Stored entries
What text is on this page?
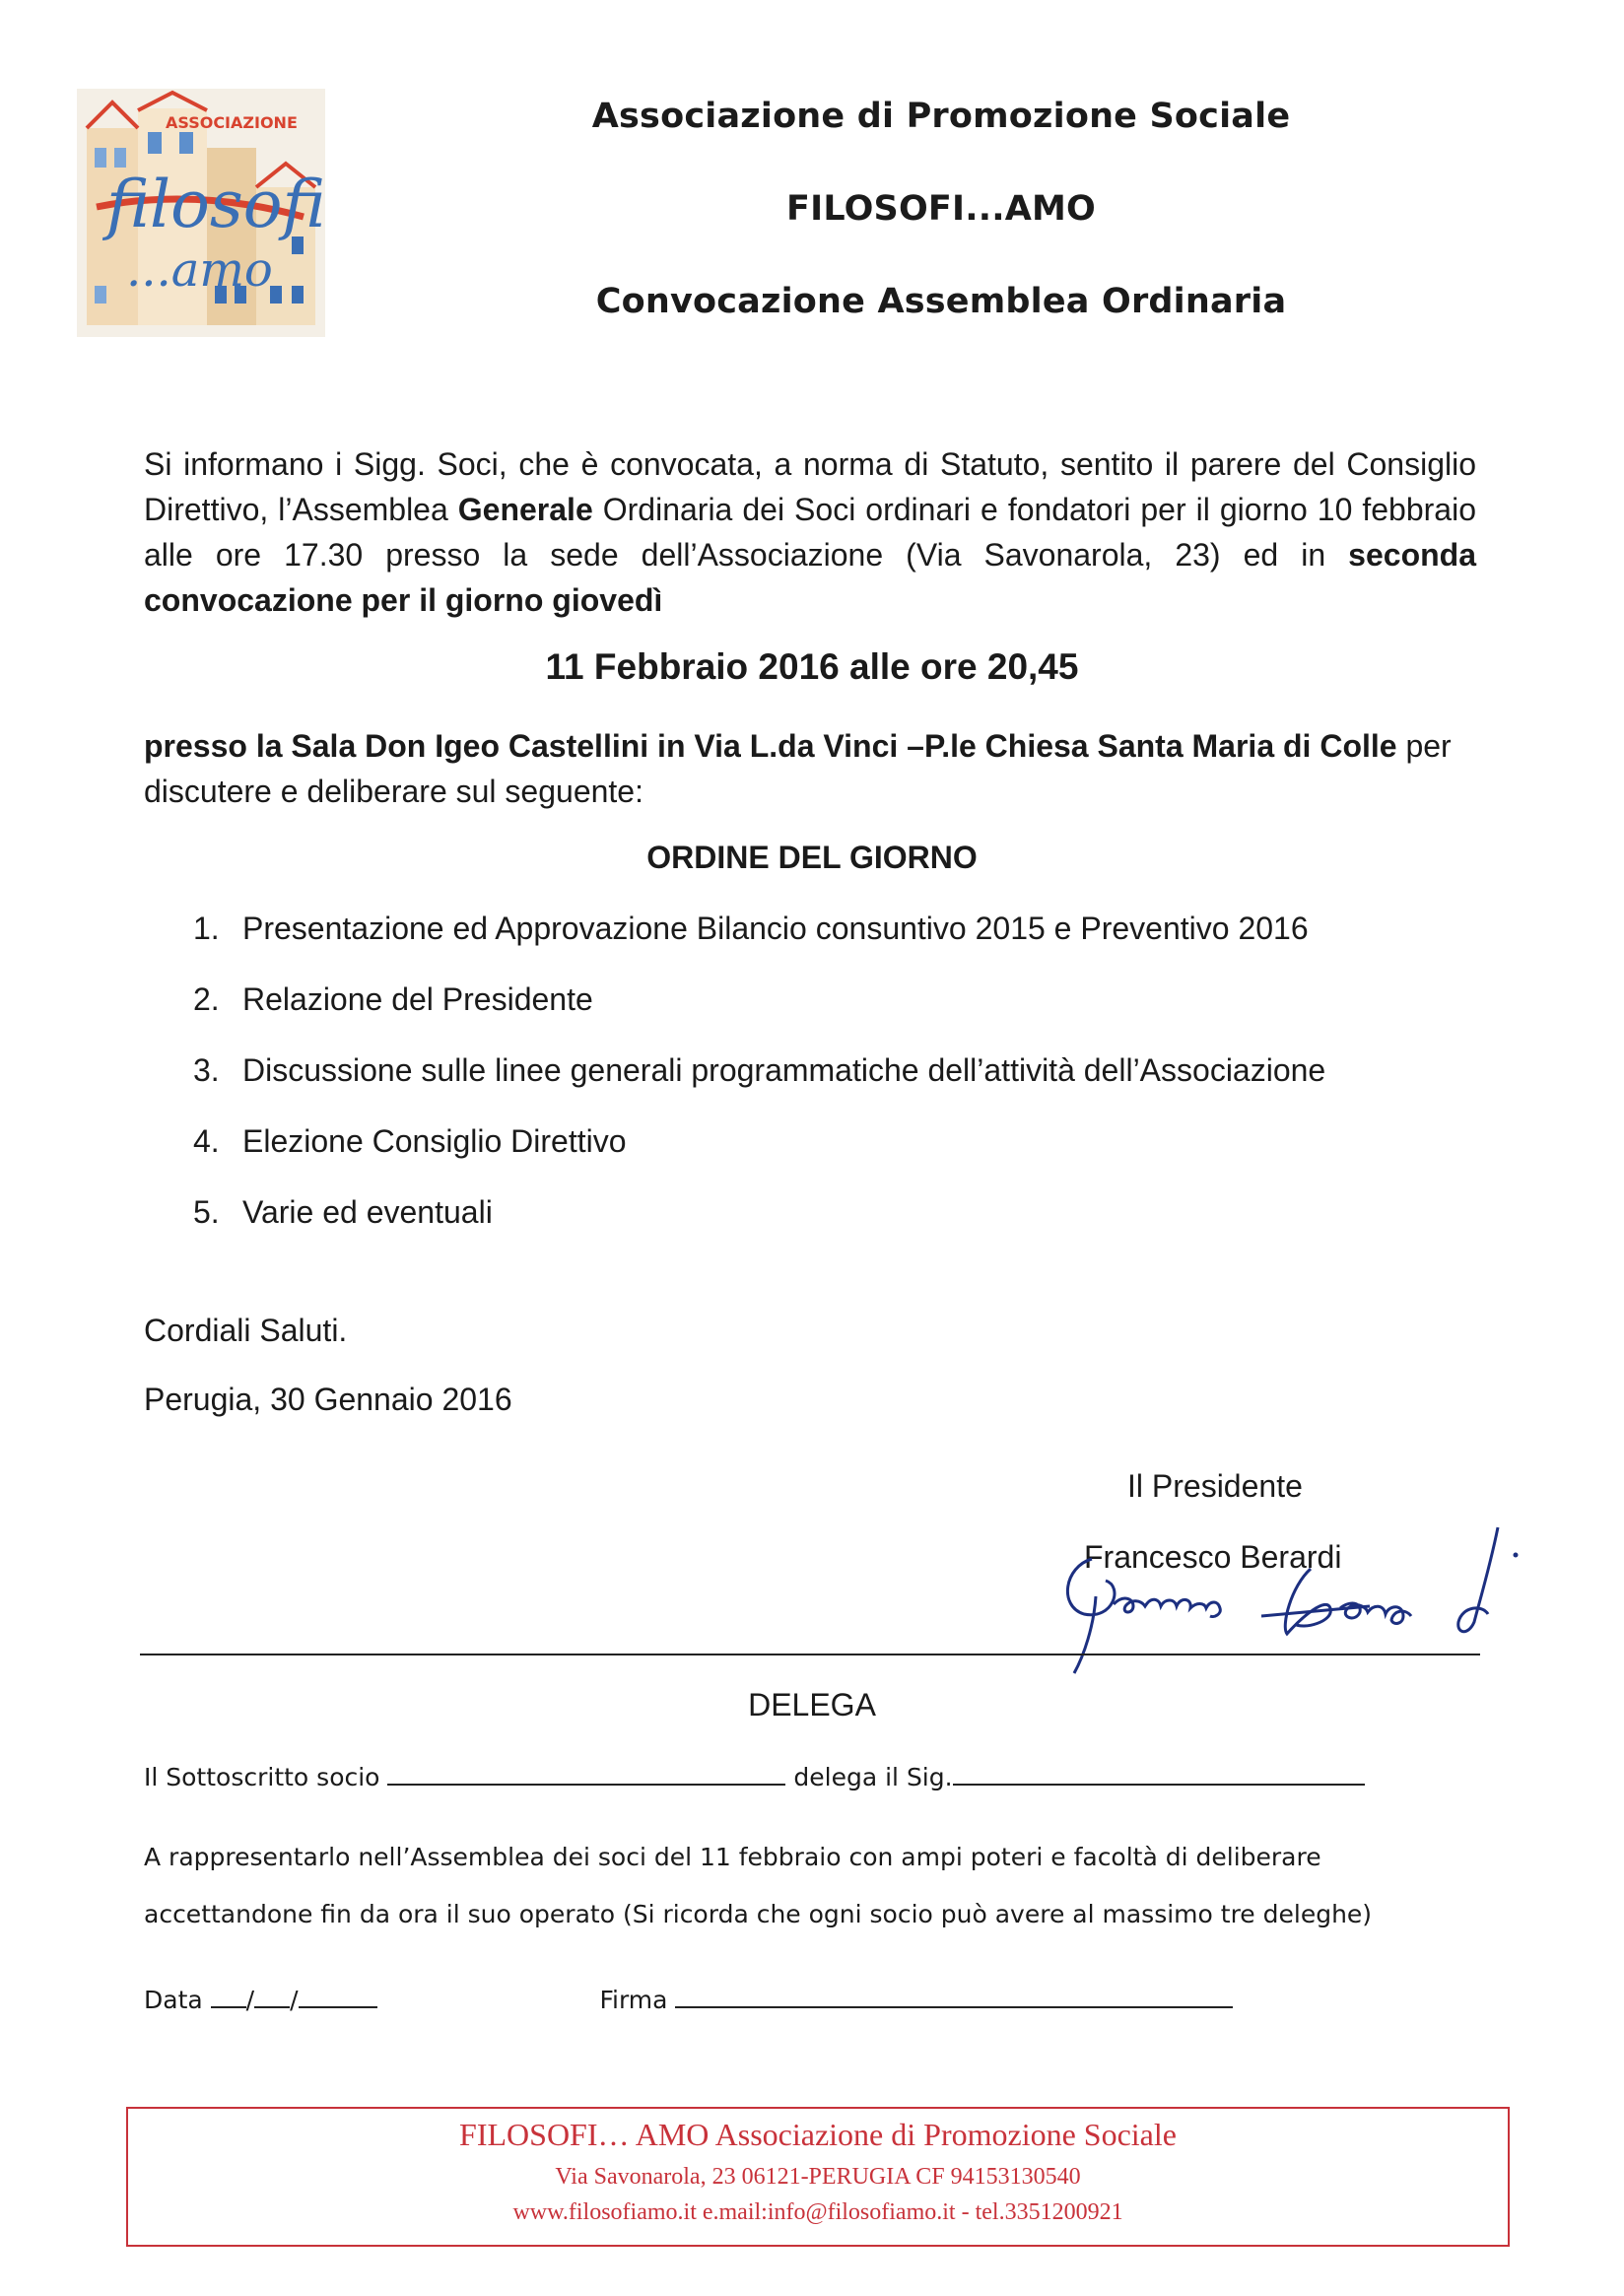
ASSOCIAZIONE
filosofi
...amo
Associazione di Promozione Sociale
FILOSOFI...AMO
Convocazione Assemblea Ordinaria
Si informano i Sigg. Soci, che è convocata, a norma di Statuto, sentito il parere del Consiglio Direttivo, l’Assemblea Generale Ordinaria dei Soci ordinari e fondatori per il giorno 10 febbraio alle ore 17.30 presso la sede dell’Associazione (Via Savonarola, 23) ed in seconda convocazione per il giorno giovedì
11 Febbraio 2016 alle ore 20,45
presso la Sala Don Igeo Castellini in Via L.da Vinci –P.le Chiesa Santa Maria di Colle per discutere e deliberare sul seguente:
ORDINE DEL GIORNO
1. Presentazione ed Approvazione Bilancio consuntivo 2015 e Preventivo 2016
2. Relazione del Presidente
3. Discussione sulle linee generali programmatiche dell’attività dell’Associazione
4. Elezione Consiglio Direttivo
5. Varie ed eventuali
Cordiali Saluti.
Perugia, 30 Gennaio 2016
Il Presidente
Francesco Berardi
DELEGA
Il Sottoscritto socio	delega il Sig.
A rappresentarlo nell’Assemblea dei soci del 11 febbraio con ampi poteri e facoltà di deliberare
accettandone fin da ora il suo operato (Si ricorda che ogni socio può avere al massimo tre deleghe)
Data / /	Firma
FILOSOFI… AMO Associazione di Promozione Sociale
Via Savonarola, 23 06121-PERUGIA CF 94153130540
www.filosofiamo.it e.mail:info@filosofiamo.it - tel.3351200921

---

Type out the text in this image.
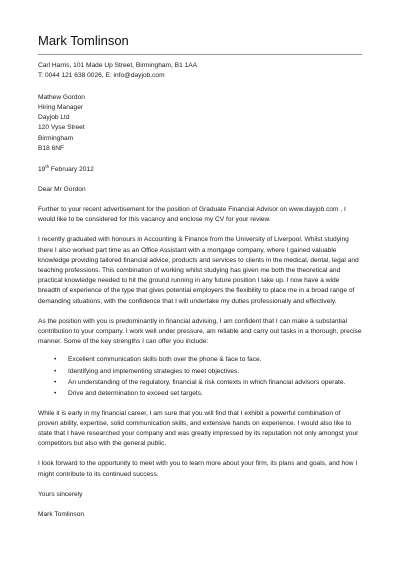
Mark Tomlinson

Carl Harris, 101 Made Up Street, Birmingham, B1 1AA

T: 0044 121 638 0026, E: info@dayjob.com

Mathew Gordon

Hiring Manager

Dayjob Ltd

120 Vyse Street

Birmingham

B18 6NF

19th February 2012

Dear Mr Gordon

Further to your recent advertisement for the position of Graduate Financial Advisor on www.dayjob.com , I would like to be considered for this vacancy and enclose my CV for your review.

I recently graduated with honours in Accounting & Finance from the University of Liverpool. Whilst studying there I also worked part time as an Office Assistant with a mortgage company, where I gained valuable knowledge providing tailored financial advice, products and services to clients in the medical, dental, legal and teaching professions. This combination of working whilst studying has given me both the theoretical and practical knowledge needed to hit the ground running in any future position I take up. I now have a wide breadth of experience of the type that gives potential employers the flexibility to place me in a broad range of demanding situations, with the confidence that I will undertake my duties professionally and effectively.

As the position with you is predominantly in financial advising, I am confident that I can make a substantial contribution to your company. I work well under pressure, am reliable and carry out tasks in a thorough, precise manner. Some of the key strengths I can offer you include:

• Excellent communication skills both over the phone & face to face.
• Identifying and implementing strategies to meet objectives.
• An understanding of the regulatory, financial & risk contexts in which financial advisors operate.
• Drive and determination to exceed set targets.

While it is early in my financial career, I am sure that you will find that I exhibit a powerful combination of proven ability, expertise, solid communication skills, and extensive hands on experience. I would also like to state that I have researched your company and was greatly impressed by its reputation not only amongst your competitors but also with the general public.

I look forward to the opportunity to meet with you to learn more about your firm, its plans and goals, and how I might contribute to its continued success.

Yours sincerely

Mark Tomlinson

==

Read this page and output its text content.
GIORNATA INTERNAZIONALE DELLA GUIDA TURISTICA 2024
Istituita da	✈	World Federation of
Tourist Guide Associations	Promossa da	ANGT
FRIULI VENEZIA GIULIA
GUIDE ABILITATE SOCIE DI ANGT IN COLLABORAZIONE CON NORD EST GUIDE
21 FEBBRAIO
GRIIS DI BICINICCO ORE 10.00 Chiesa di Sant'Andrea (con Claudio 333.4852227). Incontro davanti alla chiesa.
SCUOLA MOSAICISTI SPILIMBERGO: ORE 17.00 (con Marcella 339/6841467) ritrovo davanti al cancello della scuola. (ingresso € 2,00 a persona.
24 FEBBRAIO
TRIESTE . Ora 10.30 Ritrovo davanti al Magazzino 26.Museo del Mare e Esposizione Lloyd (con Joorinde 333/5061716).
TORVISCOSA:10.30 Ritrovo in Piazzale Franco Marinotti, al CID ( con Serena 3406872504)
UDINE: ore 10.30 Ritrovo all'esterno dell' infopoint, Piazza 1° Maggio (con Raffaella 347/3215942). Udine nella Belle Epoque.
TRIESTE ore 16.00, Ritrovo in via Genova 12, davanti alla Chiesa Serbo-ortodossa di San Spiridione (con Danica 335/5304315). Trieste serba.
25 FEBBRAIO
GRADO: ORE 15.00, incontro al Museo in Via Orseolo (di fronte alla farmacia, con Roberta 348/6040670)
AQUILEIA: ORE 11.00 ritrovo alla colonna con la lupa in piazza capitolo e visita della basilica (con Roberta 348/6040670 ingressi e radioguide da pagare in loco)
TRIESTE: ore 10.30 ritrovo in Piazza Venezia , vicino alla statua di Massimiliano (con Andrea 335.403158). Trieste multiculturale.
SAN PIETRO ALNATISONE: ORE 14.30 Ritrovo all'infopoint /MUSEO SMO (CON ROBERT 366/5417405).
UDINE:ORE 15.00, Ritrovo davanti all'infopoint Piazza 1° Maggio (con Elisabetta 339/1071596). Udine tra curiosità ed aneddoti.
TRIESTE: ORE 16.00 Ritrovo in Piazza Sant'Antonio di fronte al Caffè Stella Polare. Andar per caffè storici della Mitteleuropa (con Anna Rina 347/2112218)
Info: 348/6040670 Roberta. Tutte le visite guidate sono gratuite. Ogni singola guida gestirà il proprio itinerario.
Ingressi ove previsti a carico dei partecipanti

__Set problem__
Using the material above, copy every line in which the string "Promozione" occurs.

__Exercise response__
Associazione di Promozione Sociale
FILOSOFI… AMO Associazione di Promozione Sociale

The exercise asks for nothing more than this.